COMPITO RICHIESTO.
Rispondi alle seguenti domande sull'articolo dedicato all'arresto dell'infermiera di Piombino.
(a) In quale aeroporto è stata arrestata l'infermiera?
(b) Tra quali età erano compresi i pazienti morti?
(c) Con quale nome è stata denominata l'inchiesta dei carabinieri del Nas di Livorno?

BLOCCO DI TESTO.
■ ■ ■ ■

Arrestata l'infermiera-killer, è sospettata per 13 omicidi con 'bombe' di Eparina

. Cronaca

Con l'accusa di omicidio volontario continuato, aggravato dalla crudeltà, è stata arrestata all'aeroporto di Pisa, appena rientrata da una vacanza in Francia con la famiglia, un'infermiera dell'ospedale civile di Piombino. Fausta Bonino, 55 anni, è sospettata di aver provocato la morte di tredici pazienti tra il 2014 e il 2015, nessuno dei quali malato terminale, mediante iniezioni di un anticoagulante, l'Eparina, in dosi massicce, anche dieci volte più del normale. Quando c'era lei in corsia il numero dei decessi subiva un'impennata. Di qui i primi sospetti e la denuncia ai carabinieri da parte dei dirigenti dell'ospedale. Le vittime sono donne e uomini tra i 61 e gli 88 anni, tutte ricoverate per patologie non gravi nel reparto anestesia e rianimazione dell'ospedale toscano in provincia di Livorno. "Almeno così dorme" avrebbe detto l'infermiera-killer, da vent'anni in quelle corsie,  riferendosi ad una delle vittime nell'agosto del 2015. L'inchiesta che ha portato all'arresto della donna stata condotta dai carabinieri del Nas di Livorno ed è stata denominata 'Killer in corsia'. L'eparina iniettata in dosi massicce ha provocato, soprattutto in alcuni casi "una rapida, diffusa e irreversibile emorragia con conseguente morte" hanno spiegato i carabinieri rivelando anche che la donna soffriva di depressione, aveva problemi con l'alcol e usava psicofarmaci e per questo era stata in cura da uno specialista: forse la traccia per il movente ancora inspiegabile. Sui 13 decessi sui quali si è appuntata l'attenzione dei carabinieri 12 sono attribuiti a "scoagulazione del sangue", uno ad arresto cardiaco. I 13 decessi sono stati registrati tra il 2014 e il 2015: 19 gennaio, 27 giugno, 22 settembre, 2 ottobre, 24 novembre, 26 novembre, 20 dicembre, 28 dicembre del 2014; 9 gennaio, 11 marzo, 1 luglio, 9 agosto, 29 settembre nel 2015.

■ ■ ■ ■

(Dati per la comprensione dei documenti)

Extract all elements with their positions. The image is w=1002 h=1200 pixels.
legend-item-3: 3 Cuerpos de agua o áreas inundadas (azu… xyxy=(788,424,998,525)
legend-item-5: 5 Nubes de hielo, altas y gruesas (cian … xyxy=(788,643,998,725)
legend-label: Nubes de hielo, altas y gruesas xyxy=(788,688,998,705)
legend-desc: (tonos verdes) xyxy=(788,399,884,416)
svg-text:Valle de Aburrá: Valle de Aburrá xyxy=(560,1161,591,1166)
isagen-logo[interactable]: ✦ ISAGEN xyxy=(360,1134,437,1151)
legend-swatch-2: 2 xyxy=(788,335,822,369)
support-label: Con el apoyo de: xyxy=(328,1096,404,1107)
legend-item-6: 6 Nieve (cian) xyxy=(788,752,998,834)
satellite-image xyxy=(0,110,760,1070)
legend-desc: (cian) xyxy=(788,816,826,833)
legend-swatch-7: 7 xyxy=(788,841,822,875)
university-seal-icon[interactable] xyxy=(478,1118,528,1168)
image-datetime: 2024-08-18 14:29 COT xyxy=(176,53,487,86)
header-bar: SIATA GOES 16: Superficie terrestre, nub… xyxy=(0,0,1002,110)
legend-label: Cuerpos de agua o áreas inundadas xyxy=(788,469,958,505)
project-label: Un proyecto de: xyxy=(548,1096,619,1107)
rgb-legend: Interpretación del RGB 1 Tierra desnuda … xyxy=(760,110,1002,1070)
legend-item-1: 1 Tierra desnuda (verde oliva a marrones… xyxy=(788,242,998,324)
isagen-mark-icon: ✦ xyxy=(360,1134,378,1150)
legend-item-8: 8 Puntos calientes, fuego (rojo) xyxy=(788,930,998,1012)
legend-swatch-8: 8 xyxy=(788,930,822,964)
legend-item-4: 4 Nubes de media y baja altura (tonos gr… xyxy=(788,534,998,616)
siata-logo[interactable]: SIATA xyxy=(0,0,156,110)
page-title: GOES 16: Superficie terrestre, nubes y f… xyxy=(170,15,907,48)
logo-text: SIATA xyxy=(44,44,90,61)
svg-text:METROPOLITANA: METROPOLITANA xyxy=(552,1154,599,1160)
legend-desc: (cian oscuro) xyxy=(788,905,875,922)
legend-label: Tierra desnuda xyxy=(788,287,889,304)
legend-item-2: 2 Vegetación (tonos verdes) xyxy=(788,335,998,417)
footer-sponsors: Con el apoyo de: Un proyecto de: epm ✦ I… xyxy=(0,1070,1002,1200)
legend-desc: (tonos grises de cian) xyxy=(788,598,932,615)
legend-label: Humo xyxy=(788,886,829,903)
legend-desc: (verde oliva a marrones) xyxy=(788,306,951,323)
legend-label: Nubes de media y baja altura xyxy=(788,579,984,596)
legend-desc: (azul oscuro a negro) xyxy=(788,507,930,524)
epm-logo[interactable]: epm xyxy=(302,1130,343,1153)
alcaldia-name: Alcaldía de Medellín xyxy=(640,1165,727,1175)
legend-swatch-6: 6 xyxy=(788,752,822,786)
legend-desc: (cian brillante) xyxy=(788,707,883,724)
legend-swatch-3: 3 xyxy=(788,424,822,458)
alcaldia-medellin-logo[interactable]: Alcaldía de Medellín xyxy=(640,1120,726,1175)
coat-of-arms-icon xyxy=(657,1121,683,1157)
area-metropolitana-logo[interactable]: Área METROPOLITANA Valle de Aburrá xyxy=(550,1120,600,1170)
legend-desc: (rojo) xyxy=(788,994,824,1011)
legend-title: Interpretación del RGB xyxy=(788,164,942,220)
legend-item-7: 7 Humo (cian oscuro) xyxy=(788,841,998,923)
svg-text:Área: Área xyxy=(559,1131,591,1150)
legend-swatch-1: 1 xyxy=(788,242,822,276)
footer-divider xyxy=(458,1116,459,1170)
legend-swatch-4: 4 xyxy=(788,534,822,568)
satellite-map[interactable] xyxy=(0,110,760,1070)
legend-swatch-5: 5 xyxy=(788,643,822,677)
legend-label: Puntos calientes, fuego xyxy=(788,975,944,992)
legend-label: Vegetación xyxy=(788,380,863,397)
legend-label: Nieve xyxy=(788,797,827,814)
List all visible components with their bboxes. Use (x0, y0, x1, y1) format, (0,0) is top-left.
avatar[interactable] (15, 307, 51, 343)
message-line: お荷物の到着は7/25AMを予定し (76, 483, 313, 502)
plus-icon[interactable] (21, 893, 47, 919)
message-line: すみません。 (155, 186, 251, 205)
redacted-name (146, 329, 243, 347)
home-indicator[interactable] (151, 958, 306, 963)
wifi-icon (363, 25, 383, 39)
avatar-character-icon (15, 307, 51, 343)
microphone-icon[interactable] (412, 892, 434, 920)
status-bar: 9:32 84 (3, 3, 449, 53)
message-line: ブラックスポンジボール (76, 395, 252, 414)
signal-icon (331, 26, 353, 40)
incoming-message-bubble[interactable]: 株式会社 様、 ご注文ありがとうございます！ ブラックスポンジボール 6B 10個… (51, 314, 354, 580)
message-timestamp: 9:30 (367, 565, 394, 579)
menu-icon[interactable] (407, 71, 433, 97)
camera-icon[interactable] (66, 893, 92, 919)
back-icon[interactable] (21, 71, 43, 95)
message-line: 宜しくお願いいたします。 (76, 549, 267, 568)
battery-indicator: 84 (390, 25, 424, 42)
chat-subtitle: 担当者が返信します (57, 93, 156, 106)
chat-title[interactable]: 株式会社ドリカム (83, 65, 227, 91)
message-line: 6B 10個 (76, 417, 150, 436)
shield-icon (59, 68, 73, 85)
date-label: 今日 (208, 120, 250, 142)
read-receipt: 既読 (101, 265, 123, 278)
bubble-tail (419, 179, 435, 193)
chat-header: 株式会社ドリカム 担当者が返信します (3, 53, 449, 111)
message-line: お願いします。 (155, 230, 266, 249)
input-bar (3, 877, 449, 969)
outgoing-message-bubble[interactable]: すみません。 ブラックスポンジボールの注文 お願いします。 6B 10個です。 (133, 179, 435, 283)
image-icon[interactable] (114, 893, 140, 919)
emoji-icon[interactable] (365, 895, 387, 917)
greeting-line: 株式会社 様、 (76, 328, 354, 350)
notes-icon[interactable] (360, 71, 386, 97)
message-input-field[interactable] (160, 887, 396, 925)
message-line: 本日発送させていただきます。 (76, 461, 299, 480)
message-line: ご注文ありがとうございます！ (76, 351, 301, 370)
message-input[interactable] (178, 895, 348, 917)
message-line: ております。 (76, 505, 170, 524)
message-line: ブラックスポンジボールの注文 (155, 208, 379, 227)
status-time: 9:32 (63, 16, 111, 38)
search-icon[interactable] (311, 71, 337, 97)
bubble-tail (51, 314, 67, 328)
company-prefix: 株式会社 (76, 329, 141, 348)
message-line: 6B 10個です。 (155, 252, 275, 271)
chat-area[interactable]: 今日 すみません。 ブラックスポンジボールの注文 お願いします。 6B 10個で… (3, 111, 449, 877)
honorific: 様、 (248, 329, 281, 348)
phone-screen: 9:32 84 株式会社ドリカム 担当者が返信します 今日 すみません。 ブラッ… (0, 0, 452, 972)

■ ■ ■ ■

ESITO DEL COMPITO.
(a) L'infermiera è stata arrestata all'aeroporto di Pisa.
(b) I pazienti morti avevano tra i 61 e gli 88 anni.
(c) L'inchiesta è stata denominata 'Killer in corsia'.